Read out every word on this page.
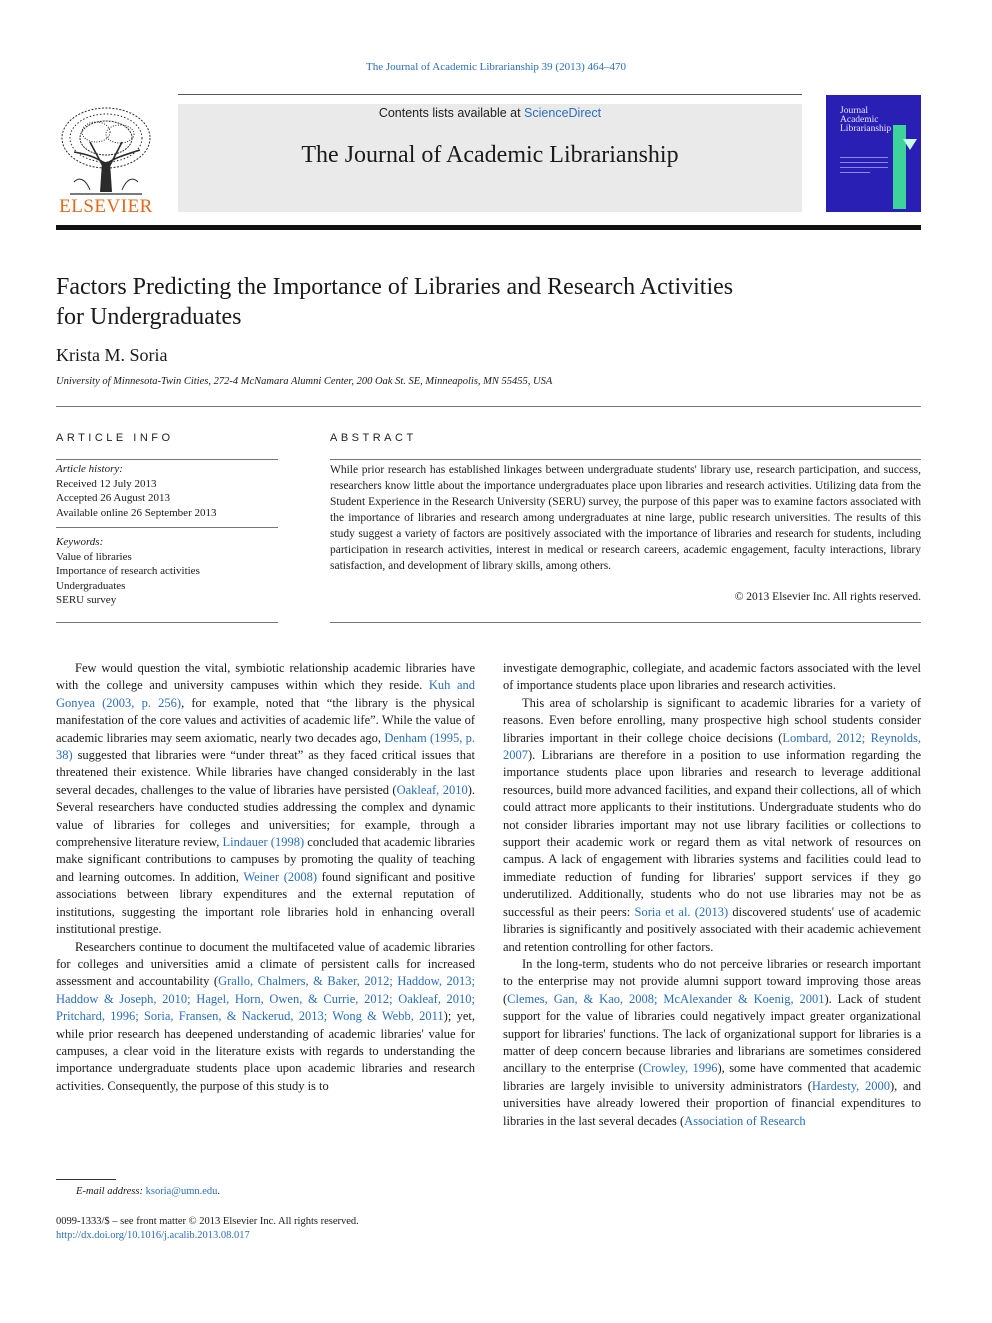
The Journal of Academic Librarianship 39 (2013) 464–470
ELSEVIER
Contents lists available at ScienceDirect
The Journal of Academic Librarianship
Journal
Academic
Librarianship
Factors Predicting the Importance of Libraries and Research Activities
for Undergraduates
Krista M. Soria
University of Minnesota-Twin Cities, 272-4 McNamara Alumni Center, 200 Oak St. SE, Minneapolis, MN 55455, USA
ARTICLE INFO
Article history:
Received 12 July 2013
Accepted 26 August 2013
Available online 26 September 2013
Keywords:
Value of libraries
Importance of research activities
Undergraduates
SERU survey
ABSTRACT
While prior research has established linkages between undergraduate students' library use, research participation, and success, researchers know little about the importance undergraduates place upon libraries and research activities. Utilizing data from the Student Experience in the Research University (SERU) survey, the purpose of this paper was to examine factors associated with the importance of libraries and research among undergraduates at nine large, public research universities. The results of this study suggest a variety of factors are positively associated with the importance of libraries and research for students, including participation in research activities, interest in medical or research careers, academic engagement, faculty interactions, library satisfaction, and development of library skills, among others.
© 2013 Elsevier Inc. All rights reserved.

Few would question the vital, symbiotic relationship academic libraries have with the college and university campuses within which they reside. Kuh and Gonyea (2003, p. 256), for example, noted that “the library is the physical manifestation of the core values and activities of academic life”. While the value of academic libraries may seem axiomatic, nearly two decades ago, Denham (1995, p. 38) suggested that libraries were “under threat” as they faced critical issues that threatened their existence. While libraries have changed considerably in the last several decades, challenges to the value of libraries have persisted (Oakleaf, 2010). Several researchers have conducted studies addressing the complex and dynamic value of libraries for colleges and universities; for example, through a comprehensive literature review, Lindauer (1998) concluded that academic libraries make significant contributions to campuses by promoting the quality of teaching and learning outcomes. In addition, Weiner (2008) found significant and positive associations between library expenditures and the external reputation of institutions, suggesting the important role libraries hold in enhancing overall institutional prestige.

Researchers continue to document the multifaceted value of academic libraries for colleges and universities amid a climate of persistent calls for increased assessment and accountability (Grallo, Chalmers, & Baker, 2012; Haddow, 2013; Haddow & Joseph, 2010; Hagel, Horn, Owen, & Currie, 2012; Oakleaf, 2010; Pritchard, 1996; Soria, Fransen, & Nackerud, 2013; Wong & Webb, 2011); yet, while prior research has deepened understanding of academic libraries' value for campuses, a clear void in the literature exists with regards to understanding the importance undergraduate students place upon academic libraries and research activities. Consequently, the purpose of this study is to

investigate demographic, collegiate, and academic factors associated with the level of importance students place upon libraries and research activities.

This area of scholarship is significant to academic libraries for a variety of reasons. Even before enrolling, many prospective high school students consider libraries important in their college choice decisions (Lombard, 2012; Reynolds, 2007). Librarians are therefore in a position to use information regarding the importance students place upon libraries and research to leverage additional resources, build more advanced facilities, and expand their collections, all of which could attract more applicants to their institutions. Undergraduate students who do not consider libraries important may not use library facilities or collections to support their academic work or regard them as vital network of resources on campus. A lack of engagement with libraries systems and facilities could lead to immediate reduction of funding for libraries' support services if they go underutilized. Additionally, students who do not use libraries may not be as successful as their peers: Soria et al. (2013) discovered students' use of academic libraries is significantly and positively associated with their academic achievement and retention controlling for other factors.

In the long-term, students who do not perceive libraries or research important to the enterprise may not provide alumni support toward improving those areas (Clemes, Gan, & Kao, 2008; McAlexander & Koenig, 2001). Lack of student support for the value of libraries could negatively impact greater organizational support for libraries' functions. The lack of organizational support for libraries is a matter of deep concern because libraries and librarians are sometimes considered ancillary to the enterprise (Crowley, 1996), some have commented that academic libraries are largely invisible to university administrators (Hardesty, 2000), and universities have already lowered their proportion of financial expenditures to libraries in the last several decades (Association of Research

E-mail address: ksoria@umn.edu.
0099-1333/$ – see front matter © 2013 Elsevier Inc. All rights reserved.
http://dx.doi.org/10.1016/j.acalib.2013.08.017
★ ★ ★ ★ ★ ★ ★
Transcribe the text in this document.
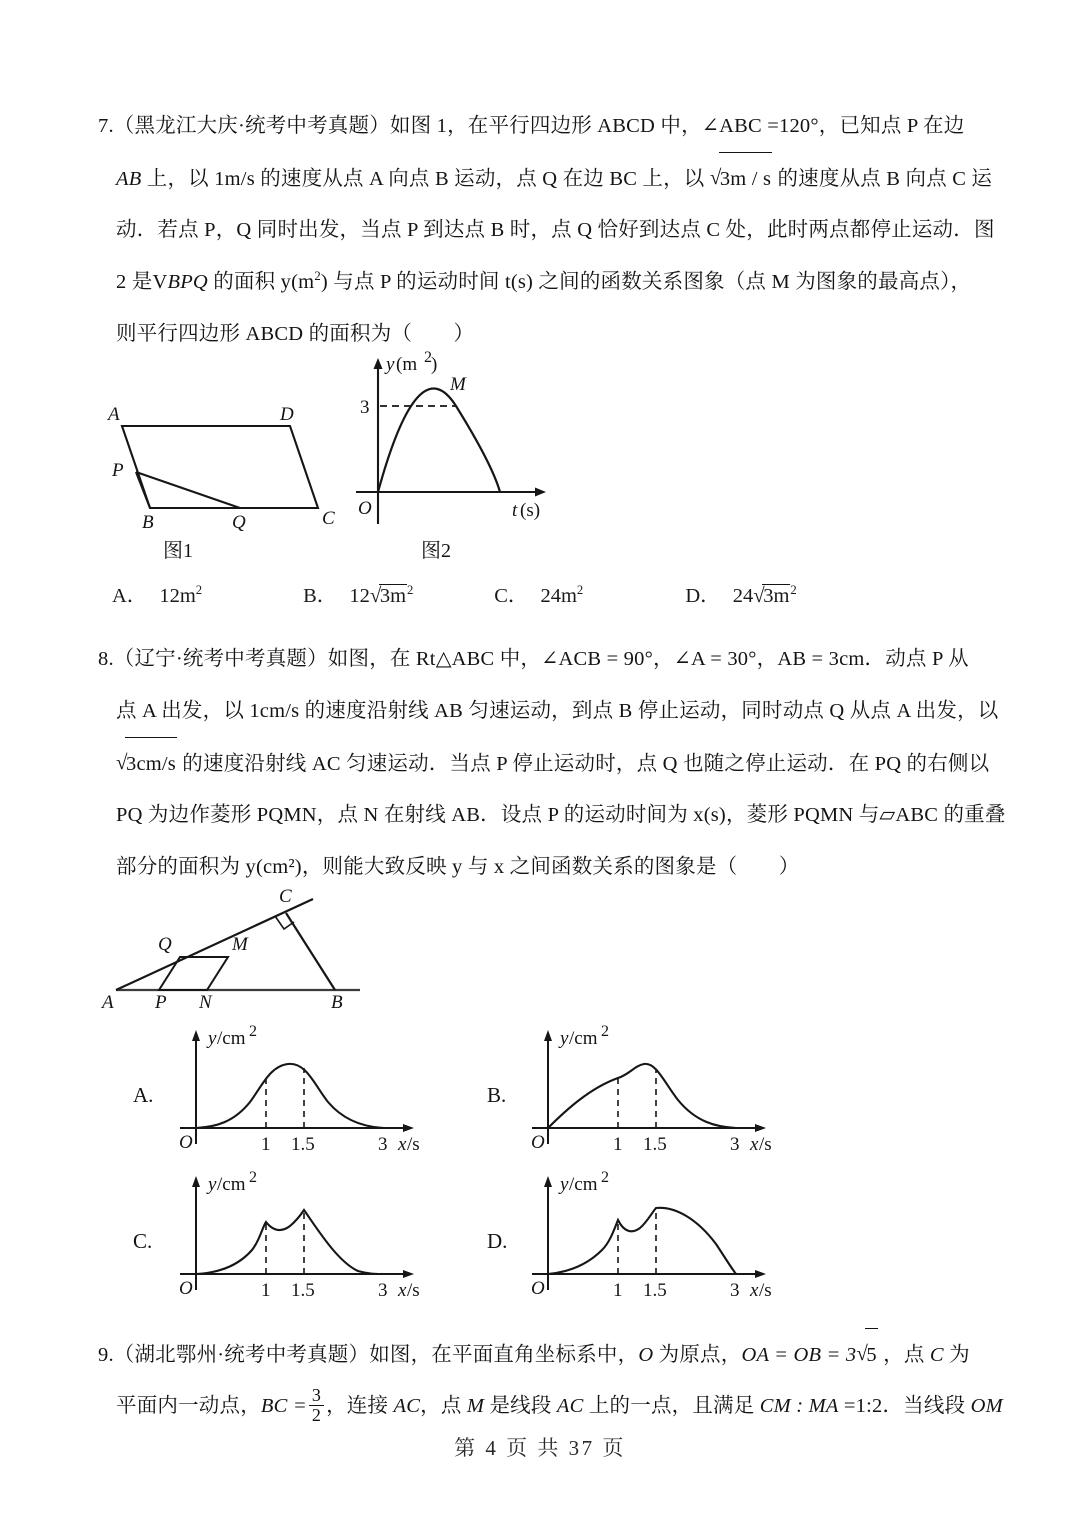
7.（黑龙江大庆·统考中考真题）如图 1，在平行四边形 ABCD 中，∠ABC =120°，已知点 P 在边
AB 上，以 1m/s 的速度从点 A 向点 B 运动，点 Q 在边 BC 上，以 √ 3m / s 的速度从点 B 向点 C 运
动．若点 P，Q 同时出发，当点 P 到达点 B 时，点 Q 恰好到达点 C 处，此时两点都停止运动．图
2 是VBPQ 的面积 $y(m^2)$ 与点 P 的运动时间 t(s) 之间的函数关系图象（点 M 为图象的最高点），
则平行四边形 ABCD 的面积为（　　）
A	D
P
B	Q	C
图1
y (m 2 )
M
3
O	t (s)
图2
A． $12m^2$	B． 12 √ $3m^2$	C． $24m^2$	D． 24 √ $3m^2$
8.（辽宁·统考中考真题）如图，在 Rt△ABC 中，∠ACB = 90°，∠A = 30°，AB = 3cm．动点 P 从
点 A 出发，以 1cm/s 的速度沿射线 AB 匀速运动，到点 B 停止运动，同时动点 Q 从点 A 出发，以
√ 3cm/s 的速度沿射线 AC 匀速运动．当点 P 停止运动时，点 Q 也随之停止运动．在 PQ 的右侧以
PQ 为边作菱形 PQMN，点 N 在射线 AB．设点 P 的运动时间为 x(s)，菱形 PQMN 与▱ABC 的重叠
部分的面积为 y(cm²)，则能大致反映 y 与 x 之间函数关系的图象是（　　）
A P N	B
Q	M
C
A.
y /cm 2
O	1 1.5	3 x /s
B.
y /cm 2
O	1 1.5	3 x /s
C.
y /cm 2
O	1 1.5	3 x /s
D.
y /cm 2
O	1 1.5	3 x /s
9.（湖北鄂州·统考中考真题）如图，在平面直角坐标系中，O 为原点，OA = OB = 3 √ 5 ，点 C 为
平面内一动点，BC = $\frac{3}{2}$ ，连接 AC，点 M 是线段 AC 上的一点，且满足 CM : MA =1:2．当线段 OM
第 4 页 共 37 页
★ ★ ★ ★ ★ ★ ★
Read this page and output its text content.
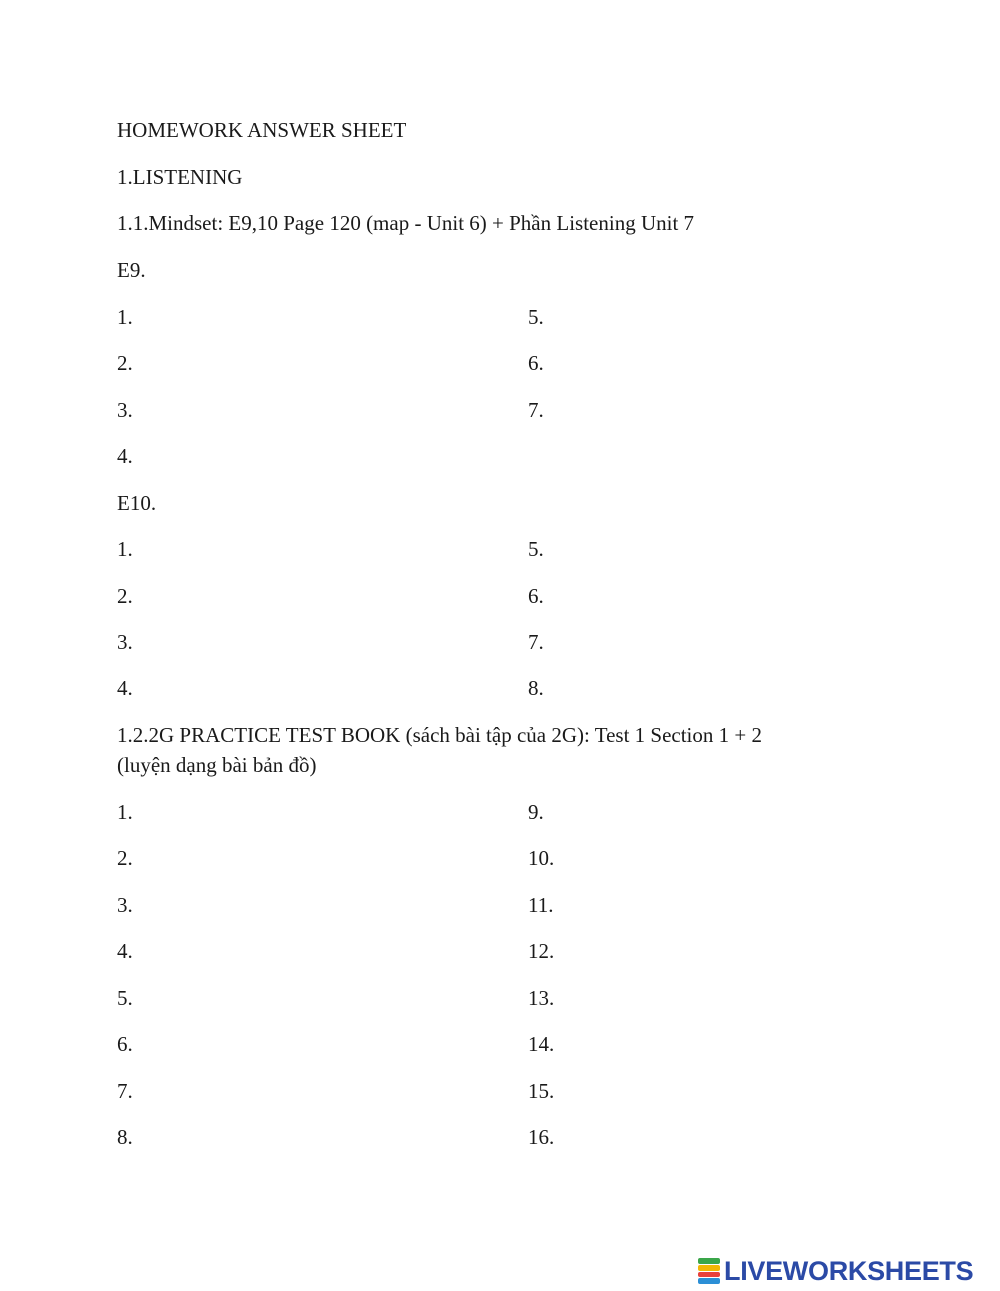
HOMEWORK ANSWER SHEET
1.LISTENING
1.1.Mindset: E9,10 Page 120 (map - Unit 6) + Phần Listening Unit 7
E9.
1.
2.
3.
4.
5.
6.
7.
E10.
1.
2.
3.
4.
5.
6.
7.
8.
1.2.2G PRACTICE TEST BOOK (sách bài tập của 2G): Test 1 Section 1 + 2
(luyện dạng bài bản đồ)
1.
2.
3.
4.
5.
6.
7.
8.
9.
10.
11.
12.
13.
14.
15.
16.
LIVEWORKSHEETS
★ ★ ★ ★ ★ ★ ★
— Direction —
Pull out every line containing "匀速运动".

— Expected answer —
点 A 出发，以 1cm/s 的速度沿射线 AB 匀速运动，到点 B 停止运动，同时动点 Q 从点 A 出发，以
√ 3cm/s 的速度沿射线 AC 匀速运动．当点 P 停止运动时，点 Q 也随之停止运动．在 PQ 的右侧以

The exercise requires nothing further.